## GIVEN EXERCISE
Check each line of the data for "Kalvaitis" and select those that have it.

Items from a data source
■ ■ ■

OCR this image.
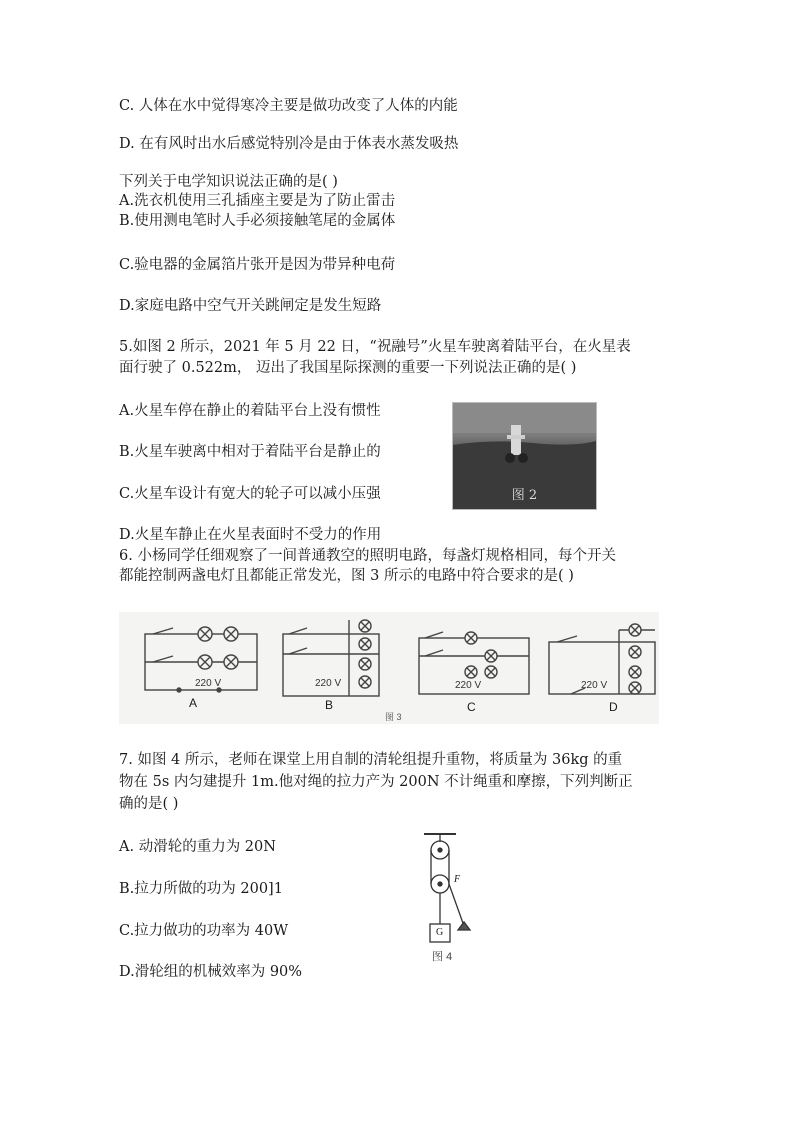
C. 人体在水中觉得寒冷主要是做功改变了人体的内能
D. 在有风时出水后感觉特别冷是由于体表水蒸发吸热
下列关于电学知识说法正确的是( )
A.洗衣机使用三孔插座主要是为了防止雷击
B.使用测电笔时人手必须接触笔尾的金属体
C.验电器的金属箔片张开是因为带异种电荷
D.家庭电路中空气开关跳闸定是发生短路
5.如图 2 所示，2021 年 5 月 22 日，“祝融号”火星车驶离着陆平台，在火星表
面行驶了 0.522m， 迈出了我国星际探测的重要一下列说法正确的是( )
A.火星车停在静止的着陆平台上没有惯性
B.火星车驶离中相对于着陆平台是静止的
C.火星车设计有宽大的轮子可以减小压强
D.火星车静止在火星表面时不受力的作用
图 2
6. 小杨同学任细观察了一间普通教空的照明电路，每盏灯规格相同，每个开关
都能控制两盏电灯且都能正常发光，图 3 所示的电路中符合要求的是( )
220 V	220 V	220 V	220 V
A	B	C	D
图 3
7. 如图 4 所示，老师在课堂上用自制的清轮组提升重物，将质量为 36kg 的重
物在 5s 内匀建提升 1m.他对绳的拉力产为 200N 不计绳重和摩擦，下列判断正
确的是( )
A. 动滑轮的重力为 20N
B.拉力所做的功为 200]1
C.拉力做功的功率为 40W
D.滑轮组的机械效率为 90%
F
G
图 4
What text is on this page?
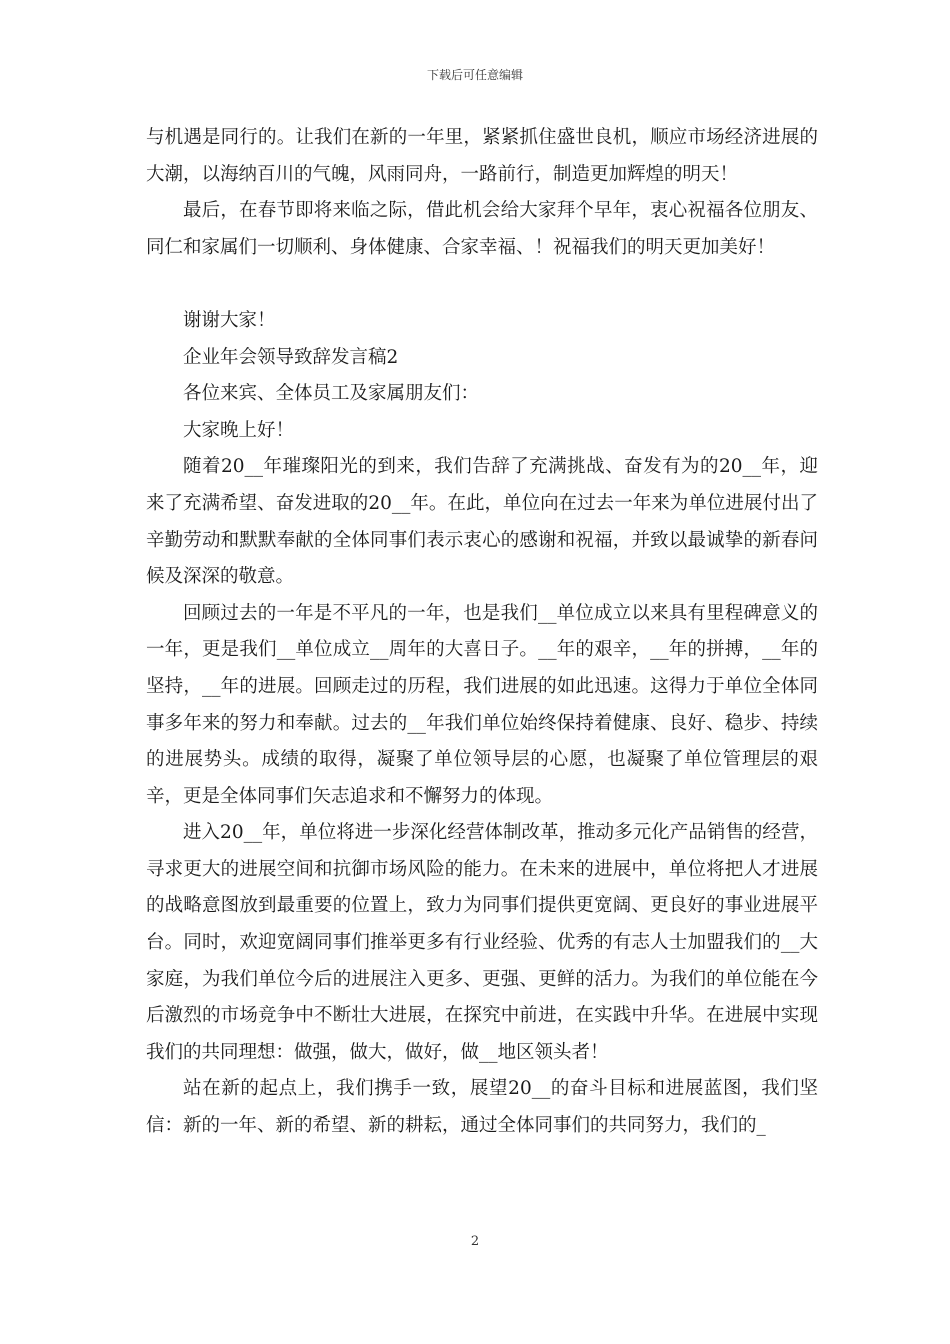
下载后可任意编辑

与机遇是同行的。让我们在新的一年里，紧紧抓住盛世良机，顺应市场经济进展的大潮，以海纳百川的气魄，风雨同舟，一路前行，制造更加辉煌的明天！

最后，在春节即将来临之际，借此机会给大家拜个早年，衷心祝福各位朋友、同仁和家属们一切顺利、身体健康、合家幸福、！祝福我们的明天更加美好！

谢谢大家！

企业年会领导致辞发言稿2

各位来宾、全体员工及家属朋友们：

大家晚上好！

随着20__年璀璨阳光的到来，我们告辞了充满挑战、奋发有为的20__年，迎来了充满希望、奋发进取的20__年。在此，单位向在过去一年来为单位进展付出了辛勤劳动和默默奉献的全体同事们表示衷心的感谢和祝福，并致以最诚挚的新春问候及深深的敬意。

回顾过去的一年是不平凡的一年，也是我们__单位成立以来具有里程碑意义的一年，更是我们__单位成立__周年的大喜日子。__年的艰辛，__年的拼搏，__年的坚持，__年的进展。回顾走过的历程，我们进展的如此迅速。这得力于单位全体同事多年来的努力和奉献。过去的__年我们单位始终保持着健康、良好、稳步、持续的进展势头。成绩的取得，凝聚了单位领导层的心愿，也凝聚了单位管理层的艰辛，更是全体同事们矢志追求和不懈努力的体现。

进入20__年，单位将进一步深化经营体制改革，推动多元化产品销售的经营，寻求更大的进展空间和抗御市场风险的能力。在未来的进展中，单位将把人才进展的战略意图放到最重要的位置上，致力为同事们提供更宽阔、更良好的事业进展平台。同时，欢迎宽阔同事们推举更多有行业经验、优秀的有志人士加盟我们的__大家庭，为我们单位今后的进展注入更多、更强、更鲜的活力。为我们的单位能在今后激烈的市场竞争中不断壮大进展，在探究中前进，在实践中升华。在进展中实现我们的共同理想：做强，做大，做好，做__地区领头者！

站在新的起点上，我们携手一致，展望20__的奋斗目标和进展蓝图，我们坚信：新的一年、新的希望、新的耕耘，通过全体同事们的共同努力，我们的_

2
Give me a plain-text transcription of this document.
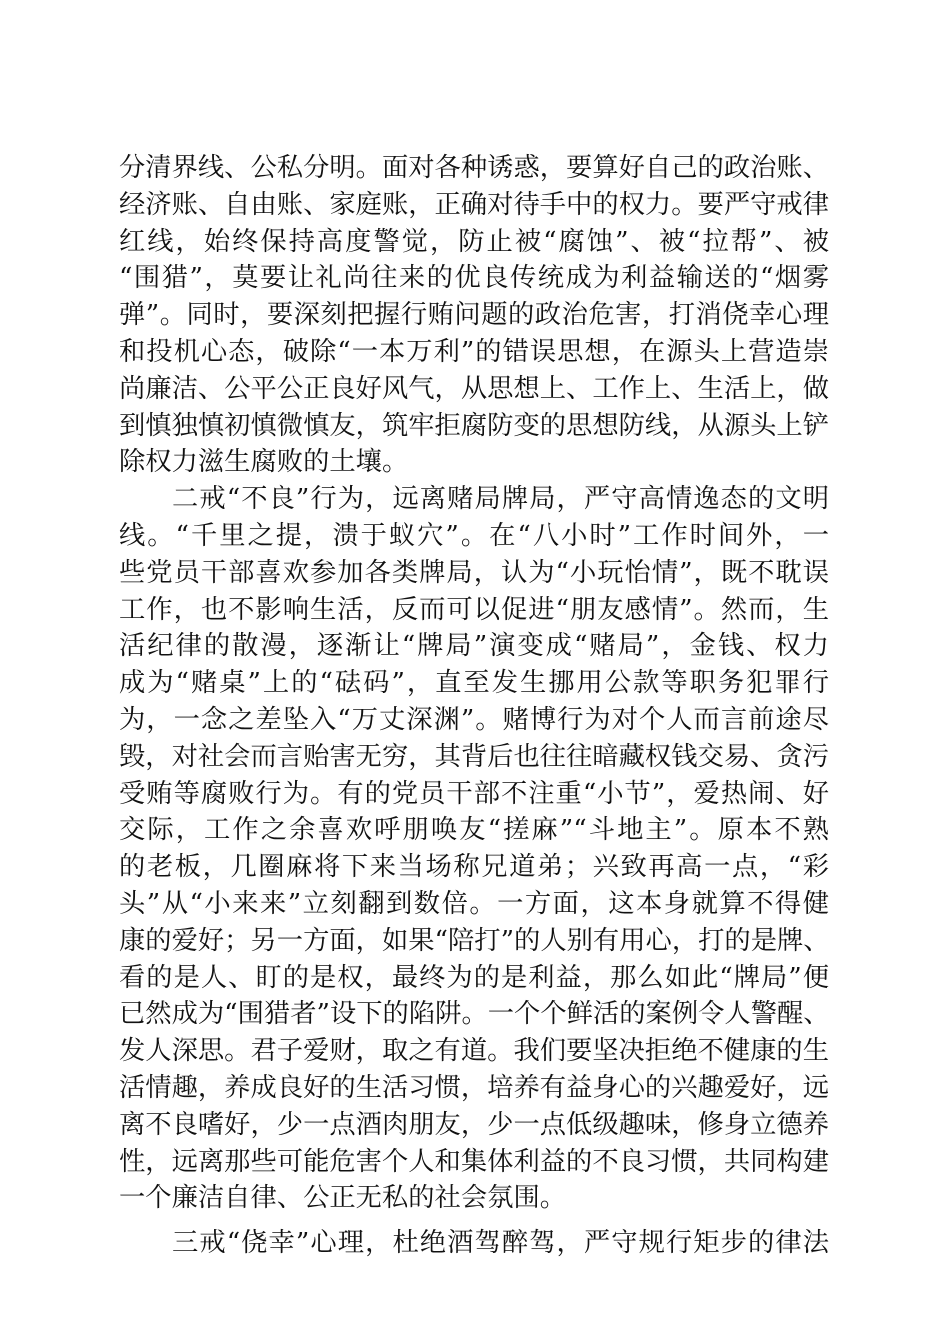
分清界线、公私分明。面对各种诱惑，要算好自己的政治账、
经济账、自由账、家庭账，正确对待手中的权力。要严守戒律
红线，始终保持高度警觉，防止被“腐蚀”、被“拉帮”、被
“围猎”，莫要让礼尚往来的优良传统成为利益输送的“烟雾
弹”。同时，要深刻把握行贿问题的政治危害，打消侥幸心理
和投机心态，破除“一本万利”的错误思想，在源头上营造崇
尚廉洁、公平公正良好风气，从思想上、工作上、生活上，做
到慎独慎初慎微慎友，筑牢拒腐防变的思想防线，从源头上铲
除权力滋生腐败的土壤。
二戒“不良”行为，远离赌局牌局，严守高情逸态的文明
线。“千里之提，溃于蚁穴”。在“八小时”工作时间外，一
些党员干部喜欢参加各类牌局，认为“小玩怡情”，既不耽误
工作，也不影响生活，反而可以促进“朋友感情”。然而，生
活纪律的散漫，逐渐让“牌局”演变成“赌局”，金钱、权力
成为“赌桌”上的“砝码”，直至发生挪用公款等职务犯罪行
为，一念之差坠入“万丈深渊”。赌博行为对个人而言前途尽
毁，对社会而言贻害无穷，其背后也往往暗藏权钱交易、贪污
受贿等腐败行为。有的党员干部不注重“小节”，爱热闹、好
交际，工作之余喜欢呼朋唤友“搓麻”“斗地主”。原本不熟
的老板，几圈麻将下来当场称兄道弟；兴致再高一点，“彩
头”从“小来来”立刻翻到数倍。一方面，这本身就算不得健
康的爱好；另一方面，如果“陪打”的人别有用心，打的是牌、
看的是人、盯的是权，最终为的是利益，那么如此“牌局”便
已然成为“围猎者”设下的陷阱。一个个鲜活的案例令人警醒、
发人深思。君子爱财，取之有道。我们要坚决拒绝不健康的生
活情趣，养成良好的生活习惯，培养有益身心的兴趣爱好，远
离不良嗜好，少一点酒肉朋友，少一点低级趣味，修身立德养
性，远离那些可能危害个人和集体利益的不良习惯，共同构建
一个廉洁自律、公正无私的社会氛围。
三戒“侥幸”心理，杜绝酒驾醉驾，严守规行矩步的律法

■ ■ ■

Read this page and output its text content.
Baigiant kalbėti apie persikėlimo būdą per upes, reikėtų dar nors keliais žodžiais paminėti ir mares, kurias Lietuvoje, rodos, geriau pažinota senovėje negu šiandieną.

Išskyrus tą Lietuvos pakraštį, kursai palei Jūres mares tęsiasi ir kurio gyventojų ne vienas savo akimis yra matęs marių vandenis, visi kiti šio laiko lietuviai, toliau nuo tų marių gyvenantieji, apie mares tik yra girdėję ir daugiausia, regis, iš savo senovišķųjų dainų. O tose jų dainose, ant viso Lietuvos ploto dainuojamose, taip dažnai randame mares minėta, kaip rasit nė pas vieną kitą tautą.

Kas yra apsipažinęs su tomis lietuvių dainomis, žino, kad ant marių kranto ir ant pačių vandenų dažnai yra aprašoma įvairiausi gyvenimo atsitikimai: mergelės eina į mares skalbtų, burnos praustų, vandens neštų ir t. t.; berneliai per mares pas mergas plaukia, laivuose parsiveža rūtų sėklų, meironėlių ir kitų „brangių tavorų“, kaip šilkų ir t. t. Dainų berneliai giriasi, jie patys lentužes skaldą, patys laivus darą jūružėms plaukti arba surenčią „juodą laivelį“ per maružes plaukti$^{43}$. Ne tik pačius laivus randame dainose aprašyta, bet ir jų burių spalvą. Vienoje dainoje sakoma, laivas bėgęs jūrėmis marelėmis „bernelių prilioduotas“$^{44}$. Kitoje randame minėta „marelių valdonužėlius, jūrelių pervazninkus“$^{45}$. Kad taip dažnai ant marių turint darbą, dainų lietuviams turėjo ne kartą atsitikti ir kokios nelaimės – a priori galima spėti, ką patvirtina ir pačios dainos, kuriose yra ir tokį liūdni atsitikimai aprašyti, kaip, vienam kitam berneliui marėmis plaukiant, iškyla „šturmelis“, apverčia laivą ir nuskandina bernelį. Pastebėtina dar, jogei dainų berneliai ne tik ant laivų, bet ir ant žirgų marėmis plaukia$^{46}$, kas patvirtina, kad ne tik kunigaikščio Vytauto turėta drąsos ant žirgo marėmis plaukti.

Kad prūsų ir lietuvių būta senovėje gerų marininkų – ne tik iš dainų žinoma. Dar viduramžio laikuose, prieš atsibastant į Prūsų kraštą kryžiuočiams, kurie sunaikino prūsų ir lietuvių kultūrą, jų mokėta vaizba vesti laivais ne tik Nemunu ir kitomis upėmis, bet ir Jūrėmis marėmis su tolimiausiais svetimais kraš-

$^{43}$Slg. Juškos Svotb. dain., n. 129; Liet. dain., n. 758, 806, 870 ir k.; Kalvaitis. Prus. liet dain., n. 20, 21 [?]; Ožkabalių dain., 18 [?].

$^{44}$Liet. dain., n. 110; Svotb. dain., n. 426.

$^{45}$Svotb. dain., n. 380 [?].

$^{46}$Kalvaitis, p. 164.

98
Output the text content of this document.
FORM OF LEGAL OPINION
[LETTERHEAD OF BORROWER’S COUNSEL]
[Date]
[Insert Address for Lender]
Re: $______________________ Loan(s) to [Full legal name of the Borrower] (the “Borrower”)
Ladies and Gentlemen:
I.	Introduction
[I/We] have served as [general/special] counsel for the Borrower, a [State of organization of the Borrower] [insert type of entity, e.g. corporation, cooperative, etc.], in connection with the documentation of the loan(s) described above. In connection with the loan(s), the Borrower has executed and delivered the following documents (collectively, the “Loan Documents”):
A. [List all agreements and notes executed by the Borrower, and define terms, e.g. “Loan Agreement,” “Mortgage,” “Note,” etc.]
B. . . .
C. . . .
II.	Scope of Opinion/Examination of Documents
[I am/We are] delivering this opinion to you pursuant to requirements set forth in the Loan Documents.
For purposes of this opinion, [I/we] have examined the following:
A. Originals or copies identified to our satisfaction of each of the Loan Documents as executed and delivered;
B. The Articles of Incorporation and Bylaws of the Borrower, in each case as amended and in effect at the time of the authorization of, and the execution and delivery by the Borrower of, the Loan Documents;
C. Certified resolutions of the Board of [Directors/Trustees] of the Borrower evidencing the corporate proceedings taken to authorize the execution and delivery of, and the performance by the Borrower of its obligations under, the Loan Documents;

■ ■ ■

## ANSWER IN FULL
$^{43}$Slg. Juškos Svotb. dain., n. 129; Liet. dain., n. 758, 806, 870 ir k.; Kalvaitis. Prus. liet dain., n. 20, 21 [?]; Ožkabalių dain., 18 [?].
$^{46}$Kalvaitis, p. 164.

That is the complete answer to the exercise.